● **Provided entries**
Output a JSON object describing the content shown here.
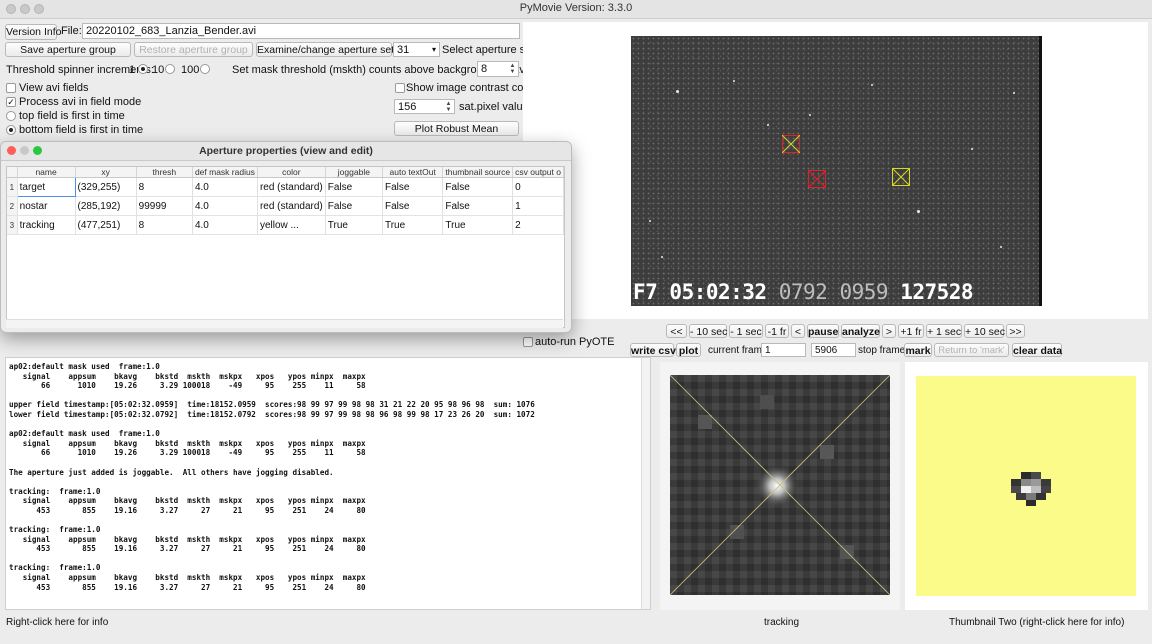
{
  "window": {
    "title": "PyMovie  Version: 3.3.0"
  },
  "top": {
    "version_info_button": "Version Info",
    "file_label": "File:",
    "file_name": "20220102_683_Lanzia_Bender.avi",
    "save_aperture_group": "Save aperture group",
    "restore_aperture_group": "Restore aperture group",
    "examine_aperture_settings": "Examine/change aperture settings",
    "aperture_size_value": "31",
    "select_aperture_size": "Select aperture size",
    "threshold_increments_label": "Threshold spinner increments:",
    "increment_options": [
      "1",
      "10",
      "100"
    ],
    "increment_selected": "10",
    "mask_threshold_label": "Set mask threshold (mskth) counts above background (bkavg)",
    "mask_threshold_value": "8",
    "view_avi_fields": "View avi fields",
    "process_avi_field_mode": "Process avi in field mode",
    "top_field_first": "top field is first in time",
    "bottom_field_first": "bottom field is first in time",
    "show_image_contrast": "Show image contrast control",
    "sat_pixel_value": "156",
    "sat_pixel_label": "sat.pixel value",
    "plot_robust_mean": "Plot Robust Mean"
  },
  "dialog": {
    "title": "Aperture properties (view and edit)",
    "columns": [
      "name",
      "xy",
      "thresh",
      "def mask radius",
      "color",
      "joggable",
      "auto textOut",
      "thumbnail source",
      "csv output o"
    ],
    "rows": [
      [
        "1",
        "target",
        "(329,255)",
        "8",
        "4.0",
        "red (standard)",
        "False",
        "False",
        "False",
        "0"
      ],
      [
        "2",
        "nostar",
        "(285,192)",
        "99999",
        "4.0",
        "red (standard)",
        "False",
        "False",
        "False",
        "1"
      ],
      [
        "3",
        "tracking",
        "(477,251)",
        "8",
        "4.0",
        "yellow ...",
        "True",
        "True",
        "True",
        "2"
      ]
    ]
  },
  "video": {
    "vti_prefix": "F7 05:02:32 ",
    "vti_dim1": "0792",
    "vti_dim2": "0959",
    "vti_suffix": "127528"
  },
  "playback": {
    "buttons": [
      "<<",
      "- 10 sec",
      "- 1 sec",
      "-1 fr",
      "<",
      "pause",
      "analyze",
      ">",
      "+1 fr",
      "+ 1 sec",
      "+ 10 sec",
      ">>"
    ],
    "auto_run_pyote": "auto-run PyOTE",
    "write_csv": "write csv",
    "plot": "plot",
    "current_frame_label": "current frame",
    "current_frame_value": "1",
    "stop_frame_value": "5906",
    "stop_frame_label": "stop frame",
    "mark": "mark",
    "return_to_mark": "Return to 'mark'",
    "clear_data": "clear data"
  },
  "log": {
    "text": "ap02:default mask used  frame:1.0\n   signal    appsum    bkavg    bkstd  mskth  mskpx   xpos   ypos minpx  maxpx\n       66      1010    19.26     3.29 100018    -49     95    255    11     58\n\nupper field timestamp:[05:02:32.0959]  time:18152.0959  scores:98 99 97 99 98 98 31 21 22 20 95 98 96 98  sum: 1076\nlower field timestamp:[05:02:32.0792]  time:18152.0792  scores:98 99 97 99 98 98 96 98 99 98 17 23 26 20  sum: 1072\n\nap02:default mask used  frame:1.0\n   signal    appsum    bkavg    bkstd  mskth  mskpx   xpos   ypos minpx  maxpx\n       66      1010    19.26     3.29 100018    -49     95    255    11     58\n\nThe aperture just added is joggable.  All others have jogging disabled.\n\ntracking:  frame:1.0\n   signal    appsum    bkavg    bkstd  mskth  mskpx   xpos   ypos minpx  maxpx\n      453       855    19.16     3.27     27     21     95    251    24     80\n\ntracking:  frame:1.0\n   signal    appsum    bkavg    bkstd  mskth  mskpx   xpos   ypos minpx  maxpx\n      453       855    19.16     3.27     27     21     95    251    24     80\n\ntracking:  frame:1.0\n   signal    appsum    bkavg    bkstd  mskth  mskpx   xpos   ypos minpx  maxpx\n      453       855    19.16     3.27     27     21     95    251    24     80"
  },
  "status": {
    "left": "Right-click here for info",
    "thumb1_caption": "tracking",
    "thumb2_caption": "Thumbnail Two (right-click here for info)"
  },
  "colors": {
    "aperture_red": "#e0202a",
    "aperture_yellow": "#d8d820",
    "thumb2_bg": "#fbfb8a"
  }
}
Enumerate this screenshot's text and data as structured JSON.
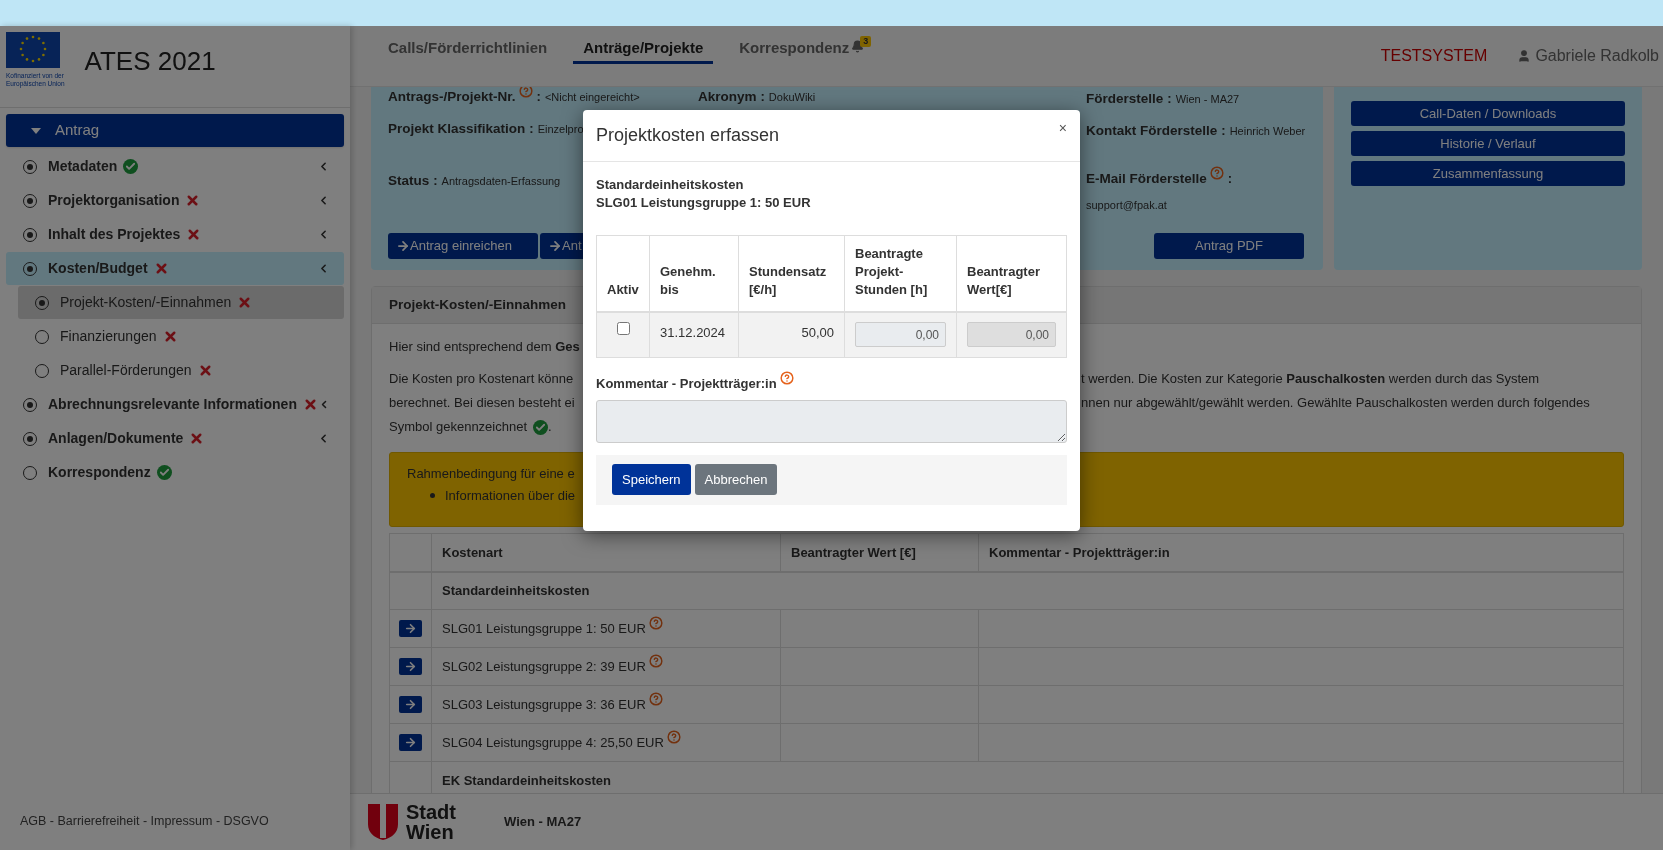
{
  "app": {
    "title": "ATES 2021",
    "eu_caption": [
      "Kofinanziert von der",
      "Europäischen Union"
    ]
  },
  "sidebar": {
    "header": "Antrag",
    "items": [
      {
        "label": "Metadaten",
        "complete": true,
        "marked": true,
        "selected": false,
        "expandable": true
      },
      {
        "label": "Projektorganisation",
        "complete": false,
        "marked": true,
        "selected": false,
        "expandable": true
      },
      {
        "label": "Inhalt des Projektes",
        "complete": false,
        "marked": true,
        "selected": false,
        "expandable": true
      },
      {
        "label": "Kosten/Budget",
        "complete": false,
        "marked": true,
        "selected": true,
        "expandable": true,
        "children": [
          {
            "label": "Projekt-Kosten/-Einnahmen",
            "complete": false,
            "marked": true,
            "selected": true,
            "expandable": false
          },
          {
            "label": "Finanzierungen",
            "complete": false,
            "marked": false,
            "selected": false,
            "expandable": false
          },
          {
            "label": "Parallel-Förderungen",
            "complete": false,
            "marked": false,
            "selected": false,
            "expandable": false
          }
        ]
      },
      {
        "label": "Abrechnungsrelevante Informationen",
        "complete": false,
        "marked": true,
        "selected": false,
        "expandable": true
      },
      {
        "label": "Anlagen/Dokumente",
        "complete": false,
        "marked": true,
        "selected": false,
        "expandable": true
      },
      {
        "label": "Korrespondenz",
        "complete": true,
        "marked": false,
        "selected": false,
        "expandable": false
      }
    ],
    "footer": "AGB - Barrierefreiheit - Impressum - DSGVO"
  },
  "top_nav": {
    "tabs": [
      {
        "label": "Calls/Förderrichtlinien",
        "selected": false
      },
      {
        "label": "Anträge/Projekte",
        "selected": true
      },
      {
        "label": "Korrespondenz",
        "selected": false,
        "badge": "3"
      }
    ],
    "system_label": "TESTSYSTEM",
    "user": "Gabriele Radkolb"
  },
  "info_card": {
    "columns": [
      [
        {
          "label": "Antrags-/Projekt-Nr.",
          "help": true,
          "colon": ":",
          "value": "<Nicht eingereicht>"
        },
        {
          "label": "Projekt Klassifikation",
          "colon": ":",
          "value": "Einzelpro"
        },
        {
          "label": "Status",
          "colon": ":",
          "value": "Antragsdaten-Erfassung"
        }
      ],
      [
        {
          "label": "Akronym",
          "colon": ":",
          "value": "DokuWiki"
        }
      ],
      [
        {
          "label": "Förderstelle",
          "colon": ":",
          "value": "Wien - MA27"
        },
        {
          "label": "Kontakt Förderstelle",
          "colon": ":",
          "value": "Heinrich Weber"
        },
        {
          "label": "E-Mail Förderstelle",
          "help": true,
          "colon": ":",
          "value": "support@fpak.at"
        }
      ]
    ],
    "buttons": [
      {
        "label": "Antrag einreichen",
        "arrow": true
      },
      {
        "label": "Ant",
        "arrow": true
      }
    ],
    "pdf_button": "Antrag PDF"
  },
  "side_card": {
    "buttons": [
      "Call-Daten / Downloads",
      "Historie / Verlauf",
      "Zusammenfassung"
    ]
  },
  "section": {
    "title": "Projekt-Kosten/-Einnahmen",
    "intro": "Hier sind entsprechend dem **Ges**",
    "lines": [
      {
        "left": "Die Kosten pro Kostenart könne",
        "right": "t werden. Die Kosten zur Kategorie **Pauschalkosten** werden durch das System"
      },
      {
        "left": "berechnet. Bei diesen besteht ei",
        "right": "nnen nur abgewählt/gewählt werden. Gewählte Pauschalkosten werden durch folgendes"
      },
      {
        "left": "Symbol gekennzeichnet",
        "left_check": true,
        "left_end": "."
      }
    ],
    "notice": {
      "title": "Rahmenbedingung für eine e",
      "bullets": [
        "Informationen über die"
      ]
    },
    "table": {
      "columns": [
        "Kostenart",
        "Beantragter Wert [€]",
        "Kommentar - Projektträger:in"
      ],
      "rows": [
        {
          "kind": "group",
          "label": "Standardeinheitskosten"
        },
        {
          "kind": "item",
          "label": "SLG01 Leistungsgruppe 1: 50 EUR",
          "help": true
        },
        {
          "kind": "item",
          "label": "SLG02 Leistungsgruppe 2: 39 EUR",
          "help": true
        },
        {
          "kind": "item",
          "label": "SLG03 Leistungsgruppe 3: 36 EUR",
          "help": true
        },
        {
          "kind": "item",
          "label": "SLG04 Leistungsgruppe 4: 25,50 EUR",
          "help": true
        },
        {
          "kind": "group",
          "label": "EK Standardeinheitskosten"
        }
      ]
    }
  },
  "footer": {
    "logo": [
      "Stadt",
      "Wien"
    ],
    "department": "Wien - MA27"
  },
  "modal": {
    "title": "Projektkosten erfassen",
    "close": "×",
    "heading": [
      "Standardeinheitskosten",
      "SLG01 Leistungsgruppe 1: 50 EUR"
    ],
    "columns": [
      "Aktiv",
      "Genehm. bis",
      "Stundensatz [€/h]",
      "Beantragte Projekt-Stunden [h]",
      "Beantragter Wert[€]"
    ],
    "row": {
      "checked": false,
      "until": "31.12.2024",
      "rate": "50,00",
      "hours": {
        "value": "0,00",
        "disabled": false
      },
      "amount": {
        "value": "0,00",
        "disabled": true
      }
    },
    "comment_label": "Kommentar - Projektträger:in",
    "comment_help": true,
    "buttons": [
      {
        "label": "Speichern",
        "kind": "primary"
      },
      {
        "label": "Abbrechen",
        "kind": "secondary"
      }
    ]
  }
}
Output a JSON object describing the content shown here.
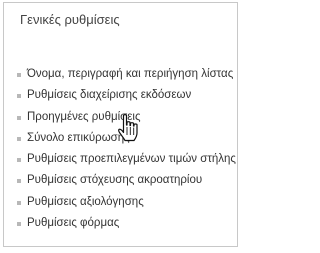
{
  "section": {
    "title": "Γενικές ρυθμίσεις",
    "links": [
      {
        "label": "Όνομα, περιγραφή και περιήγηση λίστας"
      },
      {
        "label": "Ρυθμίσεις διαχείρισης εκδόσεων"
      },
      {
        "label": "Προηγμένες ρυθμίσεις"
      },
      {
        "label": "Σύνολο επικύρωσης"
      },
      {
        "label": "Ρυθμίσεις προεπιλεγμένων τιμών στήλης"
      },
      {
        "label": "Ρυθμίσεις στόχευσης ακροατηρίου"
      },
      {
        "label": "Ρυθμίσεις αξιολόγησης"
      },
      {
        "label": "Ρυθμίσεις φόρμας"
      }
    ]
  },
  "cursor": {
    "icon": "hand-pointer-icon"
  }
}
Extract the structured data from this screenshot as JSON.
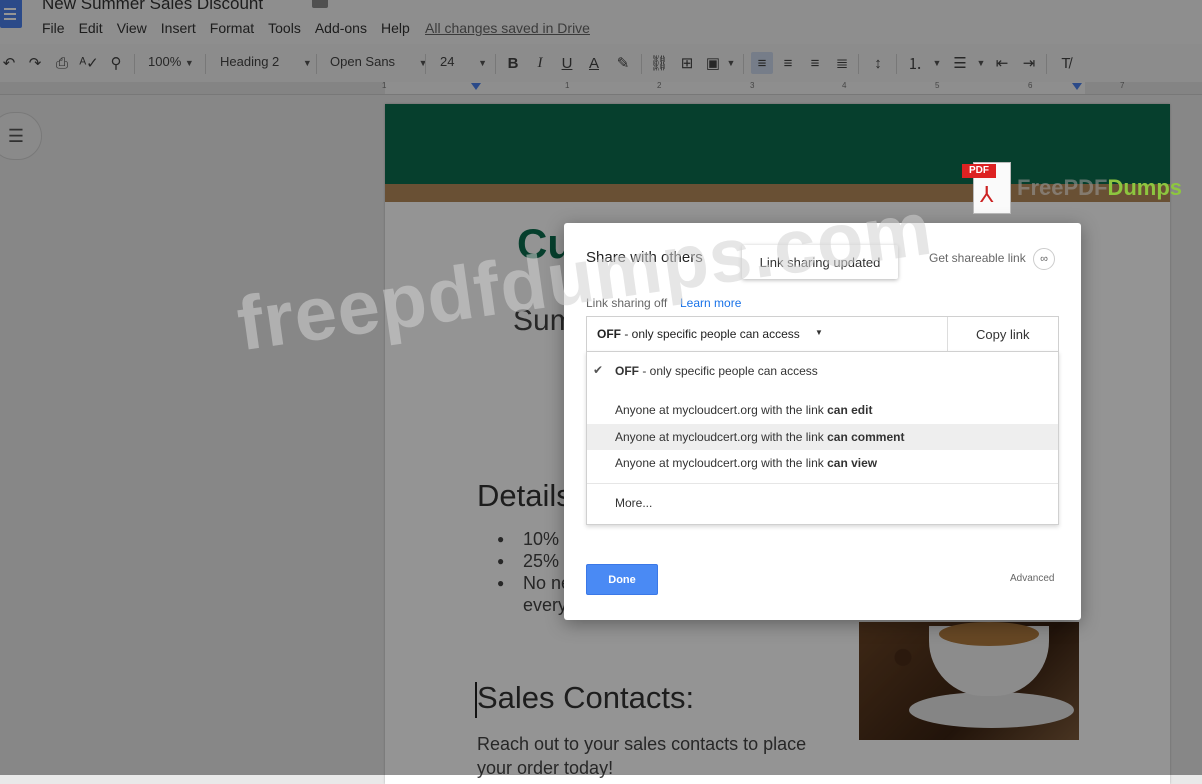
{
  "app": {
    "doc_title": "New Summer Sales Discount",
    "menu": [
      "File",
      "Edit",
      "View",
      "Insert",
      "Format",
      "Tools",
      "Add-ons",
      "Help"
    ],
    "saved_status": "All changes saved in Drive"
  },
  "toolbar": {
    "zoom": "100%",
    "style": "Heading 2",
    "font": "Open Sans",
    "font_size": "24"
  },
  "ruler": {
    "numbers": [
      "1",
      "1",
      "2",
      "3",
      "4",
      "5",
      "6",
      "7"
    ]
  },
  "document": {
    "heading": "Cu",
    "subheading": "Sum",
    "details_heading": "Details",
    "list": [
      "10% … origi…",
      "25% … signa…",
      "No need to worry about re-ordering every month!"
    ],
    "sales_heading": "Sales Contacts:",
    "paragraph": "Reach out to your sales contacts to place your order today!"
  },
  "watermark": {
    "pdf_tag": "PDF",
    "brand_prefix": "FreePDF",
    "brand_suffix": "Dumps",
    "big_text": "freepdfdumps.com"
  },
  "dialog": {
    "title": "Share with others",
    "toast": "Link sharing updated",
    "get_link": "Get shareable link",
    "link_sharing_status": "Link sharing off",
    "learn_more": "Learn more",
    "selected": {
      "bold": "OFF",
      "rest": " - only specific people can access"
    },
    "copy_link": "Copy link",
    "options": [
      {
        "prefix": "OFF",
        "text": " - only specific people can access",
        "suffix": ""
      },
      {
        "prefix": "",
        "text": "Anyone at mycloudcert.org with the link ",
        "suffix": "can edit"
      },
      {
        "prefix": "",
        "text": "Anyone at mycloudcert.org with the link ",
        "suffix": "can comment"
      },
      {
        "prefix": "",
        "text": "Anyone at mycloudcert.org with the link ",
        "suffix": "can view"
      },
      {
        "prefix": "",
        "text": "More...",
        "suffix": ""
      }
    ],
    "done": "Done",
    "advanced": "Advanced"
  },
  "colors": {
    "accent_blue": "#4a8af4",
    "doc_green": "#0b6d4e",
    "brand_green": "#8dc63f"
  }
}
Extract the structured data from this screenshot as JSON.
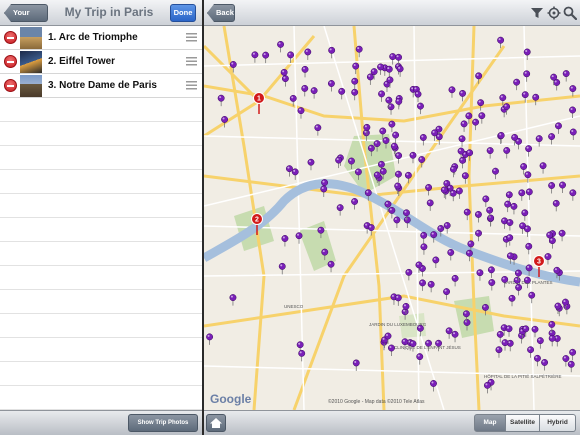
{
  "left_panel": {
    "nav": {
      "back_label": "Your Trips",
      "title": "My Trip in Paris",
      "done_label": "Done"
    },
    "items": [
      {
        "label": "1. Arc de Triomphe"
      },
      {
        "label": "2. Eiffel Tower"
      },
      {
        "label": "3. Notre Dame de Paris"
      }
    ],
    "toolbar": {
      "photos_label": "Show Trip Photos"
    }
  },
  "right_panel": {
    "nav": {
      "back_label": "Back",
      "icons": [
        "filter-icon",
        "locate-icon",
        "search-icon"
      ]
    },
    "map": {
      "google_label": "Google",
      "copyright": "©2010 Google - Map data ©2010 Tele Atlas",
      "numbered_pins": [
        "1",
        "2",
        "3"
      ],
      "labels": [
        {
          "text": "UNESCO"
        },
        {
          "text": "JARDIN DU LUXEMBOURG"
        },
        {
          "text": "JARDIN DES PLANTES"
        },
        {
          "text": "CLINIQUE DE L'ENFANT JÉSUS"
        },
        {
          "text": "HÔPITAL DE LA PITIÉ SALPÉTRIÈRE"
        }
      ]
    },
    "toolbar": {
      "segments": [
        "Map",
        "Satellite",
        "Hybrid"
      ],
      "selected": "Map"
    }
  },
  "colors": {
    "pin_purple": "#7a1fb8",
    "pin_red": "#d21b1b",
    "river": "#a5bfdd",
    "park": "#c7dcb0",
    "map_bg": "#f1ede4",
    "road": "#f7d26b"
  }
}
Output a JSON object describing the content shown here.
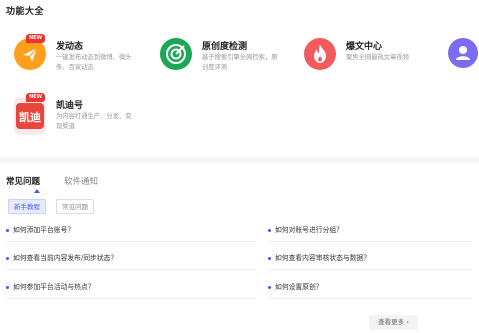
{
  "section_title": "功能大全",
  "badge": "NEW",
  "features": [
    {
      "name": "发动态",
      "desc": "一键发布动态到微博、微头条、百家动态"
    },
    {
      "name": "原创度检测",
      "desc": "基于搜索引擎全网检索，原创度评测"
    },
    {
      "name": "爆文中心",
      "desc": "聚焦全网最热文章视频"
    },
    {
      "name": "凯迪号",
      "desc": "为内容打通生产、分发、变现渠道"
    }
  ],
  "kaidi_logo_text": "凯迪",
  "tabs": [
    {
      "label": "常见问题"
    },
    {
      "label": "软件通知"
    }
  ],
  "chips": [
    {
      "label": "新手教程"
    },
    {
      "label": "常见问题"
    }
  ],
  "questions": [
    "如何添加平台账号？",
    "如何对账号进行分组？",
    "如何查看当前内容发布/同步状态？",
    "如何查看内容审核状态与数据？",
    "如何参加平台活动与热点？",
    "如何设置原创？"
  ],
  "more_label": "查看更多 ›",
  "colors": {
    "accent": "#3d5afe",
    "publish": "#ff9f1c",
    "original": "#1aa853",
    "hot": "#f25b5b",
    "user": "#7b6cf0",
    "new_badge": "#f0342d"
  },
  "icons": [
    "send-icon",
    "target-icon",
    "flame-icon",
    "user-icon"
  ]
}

● **Task requirements**
Copy out each line in the preceding records that contains "Informationen".

● **Result**
        "label": "Abrechnungsrelevante Informationen",
        "Informationen über die"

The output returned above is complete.